* **Exercise description**:
Reproduce the lines of the items below verbatim, starting at the line with "axis-gridline [507,270,509,390]" and ending at the line with "embed-code-icon[interactable]: </> [225,166,240,181]", both included.

## start

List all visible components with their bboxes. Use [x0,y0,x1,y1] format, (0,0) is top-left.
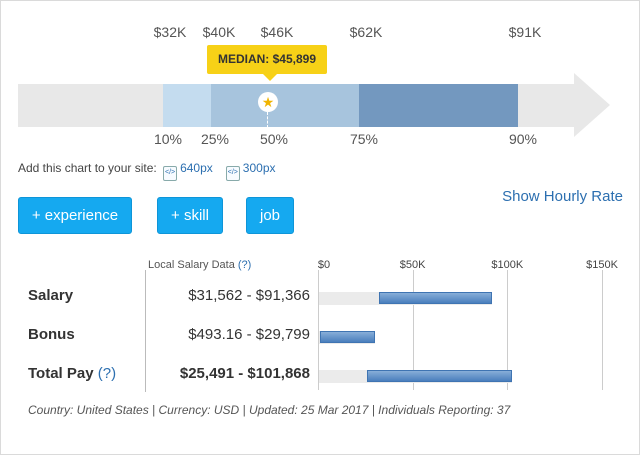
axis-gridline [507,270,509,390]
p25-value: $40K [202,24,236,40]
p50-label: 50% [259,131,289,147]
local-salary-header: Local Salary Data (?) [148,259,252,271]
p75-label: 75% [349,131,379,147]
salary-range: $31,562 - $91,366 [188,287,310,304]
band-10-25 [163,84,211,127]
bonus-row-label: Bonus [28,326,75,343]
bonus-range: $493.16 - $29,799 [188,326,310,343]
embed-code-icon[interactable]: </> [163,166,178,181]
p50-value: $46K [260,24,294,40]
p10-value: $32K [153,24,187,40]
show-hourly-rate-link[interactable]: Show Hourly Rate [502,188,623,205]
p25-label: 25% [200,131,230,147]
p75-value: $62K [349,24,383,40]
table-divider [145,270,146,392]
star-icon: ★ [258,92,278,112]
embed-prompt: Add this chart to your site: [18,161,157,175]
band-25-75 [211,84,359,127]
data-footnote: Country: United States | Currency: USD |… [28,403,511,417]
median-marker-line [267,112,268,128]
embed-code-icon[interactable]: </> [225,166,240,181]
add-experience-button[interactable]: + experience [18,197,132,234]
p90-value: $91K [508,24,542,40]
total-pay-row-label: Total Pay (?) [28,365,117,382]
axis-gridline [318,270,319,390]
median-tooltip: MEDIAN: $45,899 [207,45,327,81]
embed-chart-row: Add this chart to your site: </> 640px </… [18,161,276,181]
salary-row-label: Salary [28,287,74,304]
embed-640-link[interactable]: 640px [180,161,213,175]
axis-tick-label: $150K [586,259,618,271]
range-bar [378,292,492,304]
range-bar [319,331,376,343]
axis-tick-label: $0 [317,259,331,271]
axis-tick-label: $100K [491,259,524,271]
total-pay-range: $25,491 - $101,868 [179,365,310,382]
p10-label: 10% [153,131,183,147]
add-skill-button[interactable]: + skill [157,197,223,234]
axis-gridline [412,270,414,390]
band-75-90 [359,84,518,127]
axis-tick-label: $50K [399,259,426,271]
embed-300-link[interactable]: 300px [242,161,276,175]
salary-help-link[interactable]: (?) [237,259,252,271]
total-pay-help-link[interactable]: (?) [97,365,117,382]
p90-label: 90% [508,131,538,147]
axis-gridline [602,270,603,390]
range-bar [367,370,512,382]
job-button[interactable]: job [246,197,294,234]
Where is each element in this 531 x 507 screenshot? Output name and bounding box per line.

## end

* **Answer in full**:
axis-gridline [507,270,509,390]
p25-value: $40K [202,24,236,40]
p50-label: 50% [259,131,289,147]
local-salary-header: Local Salary Data (?) [148,259,252,271]
p75-label: 75% [349,131,379,147]
salary-range: $31,562 - $91,366 [188,287,310,304]
band-10-25 [163,84,211,127]
bonus-row-label: Bonus [28,326,75,343]
bonus-range: $493.16 - $29,799 [188,326,310,343]
embed-code-icon[interactable]: </> [163,166,178,181]
p50-value: $46K [260,24,294,40]
p10-value: $32K [153,24,187,40]
show-hourly-rate-link[interactable]: Show Hourly Rate [502,188,623,205]
p25-label: 25% [200,131,230,147]
p75-value: $62K [349,24,383,40]
table-divider [145,270,146,392]
star-icon: ★ [258,92,278,112]
embed-prompt: Add this chart to your site: [18,161,157,175]
band-25-75 [211,84,359,127]
data-footnote: Country: United States | Currency: USD |… [28,403,511,417]
median-marker-line [267,112,268,128]
embed-code-icon[interactable]: </> [225,166,240,181]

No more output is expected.